- [OBJECTIVE] Copy out the data below, beginning at the line that has "- category-label: Scottish" and stopping after the line that has "- x-tick-label: 30: [641, 1417, 668, 1444]". Swap "Stirling" for "Inverclyde" and leave everything else the same.

- [DATA]
┄┄┄┄┄┄┄┄┄┄┄┄┄┄┄┄┄┄┄┄

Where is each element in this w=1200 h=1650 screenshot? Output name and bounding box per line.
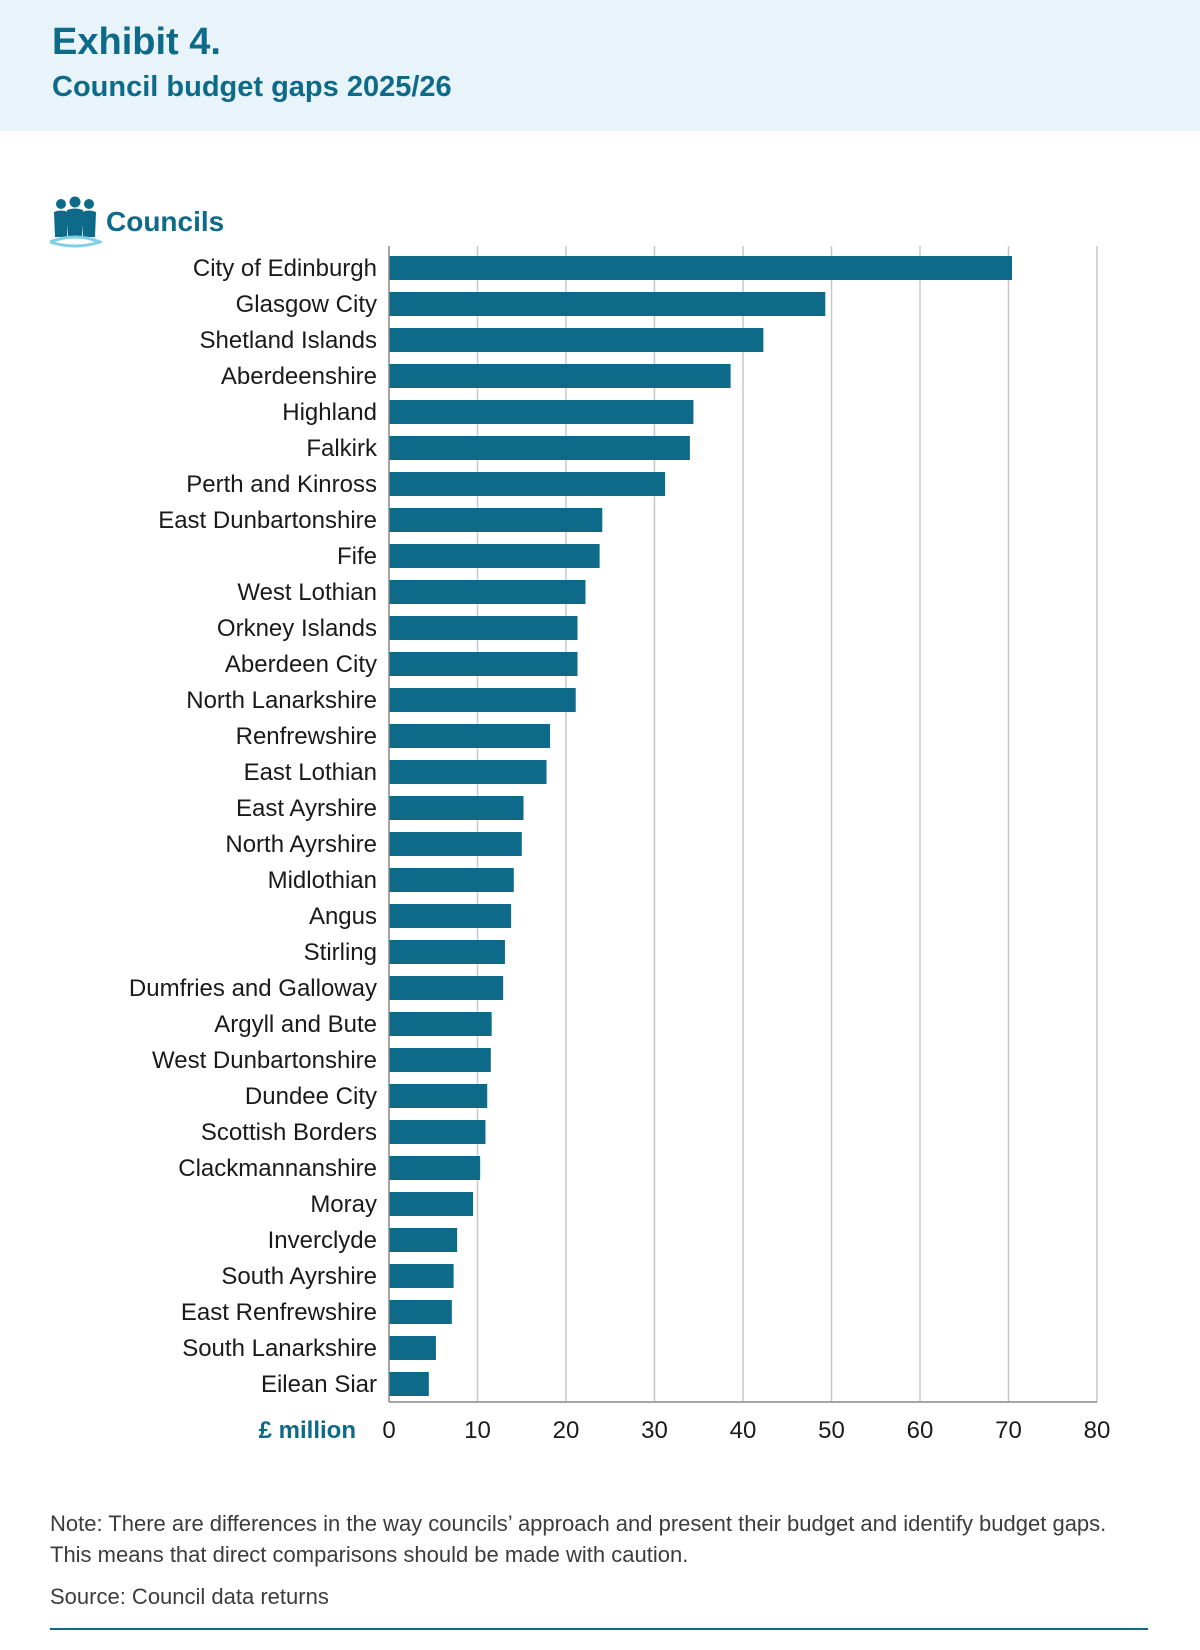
- category-label: Scottish Borders: [201, 1119, 377, 1146]
- x-tick-label: 60: [907, 1417, 934, 1444]
- bar: [389, 1264, 454, 1288]
- category-label: South Ayrshire: [221, 1263, 377, 1290]
- category-label: Stirling: [304, 939, 377, 966]
- chart-title: Council budget gaps 2025/26: [52, 71, 452, 103]
- bar: [389, 1300, 452, 1324]
- bar: [389, 1372, 429, 1396]
- x-tick-label: 40: [730, 1417, 757, 1444]
- category-label: Midlothian: [268, 867, 377, 894]
- x-axis-label: £ million: [259, 1417, 356, 1444]
- x-tick-label: 30: [641, 1417, 668, 1444]
- x-tick-label: 0: [382, 1417, 395, 1444]
- x-tick-label: 10: [464, 1417, 491, 1444]
- category-label: City of Edinburgh: [193, 255, 377, 282]
- bar: [389, 256, 1013, 280]
- category-label: East Renfrewshire: [181, 1299, 377, 1326]
- category-label: Fife: [337, 543, 377, 570]
- bar: [389, 832, 522, 856]
- bar: [389, 1156, 481, 1180]
- bar: [389, 976, 504, 1000]
- category-label: West Lothian: [237, 579, 377, 606]
- bar: [389, 1228, 458, 1252]
- category-label: Dumfries and Galloway: [129, 975, 377, 1002]
- category-label: Glasgow City: [236, 291, 377, 318]
- bar: [389, 1336, 436, 1360]
- bar: [389, 688, 576, 712]
- bar: [389, 724, 551, 748]
- category-label: Clackmannanshire: [178, 1155, 377, 1182]
- category-label: North Lanarkshire: [186, 687, 377, 714]
- chart-source: Source: Council data returns: [50, 1584, 329, 1609]
- category-label: Dundee City: [245, 1083, 377, 1110]
- bar: [389, 400, 694, 424]
- bar: [389, 796, 524, 820]
- bar: [389, 544, 600, 568]
- bar: [389, 364, 731, 388]
- category-label: Moray: [310, 1191, 377, 1218]
- x-tick-label: 80: [1084, 1417, 1111, 1444]
- category-label: East Lothian: [244, 759, 377, 786]
- category-label: North Ayrshire: [225, 831, 377, 858]
- category-label: Renfrewshire: [236, 723, 377, 750]
- bar: [389, 1084, 488, 1108]
- category-label: Aberdeen City: [225, 651, 377, 678]
- exhibit-header: Exhibit 4. Council budget gaps 2025/26: [0, 0, 1200, 131]
- category-label: Inverclyde: [268, 1227, 377, 1254]
- bar: [389, 292, 826, 316]
- x-tick-label: 50: [818, 1417, 845, 1444]
- bar: [389, 472, 666, 496]
- people-group-icon: [49, 196, 102, 248]
- councils-label: Councils: [106, 206, 225, 237]
- category-label: Highland: [282, 399, 377, 426]
- footer-divider: [50, 1628, 1148, 1630]
- bar: [389, 328, 764, 352]
- category-label: West Dunbartonshire: [152, 1047, 377, 1074]
- bar: [389, 1120, 486, 1144]
- exhibit-number: Exhibit 4.: [52, 21, 221, 63]
- bar: [389, 1012, 492, 1036]
- bar: [389, 760, 547, 784]
- category-label: Aberdeenshire: [221, 363, 377, 390]
- bar: [389, 1192, 474, 1216]
- category-label: East Dunbartonshire: [158, 507, 377, 534]
- category-label: Argyll and Bute: [214, 1011, 377, 1038]
- bar: [389, 904, 512, 928]
- x-tick-label: 70: [995, 1417, 1022, 1444]
- category-label: Orkney Islands: [217, 615, 377, 642]
- category-label: Angus: [309, 903, 377, 930]
- bar: [389, 1048, 491, 1072]
- chart-note: Note: There are differences in the way c…: [50, 1511, 1107, 1567]
- bar-chart: City of Edinburgh Glasgow City Shetland Is…: [129, 246, 1111, 1444]
- category-label: East Ayrshire: [236, 795, 377, 822]
- bar: [389, 436, 690, 460]
- category-label: Perth and Kinross: [186, 471, 377, 498]
- category-label: Falkirk: [306, 435, 378, 462]
- bar: [389, 868, 514, 892]
- category-label: South Lanarkshire: [182, 1335, 377, 1362]
- bar: [389, 508, 603, 532]
- category-label: Eilean Siar: [261, 1371, 377, 1398]
- councils-legend: Councils: [48, 192, 224, 252]
- bar: [389, 940, 505, 964]
- bar: [389, 580, 586, 604]
- category-label: Shetland Islands: [200, 327, 377, 354]
- bar: [389, 616, 578, 640]
- bar: [389, 652, 578, 676]
- x-tick-label: 20: [553, 1417, 580, 1444]
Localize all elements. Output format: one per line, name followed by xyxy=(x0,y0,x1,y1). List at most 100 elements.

┄┄┄┄┄┄┄┄┄┄┄┄┄┄┄┄┄┄┄┄

- [EXERCISE RESULT]
- category-label: Scottish Borders: [201, 1119, 377, 1146]
- x-tick-label: 60: [907, 1417, 934, 1444]
- bar: [389, 1264, 454, 1288]
- category-label: South Ayrshire: [221, 1263, 377, 1290]
- category-label: Inverclyde: [304, 939, 377, 966]
- chart-title: Council budget gaps 2025/26: [52, 71, 452, 103]
- bar: [389, 1300, 452, 1324]
- bar: [389, 1372, 429, 1396]
- x-tick-label: 40: [730, 1417, 757, 1444]
- category-label: Midlothian: [268, 867, 377, 894]
- x-axis-label: £ million: [259, 1417, 356, 1444]
- x-tick-label: 30: [641, 1417, 668, 1444]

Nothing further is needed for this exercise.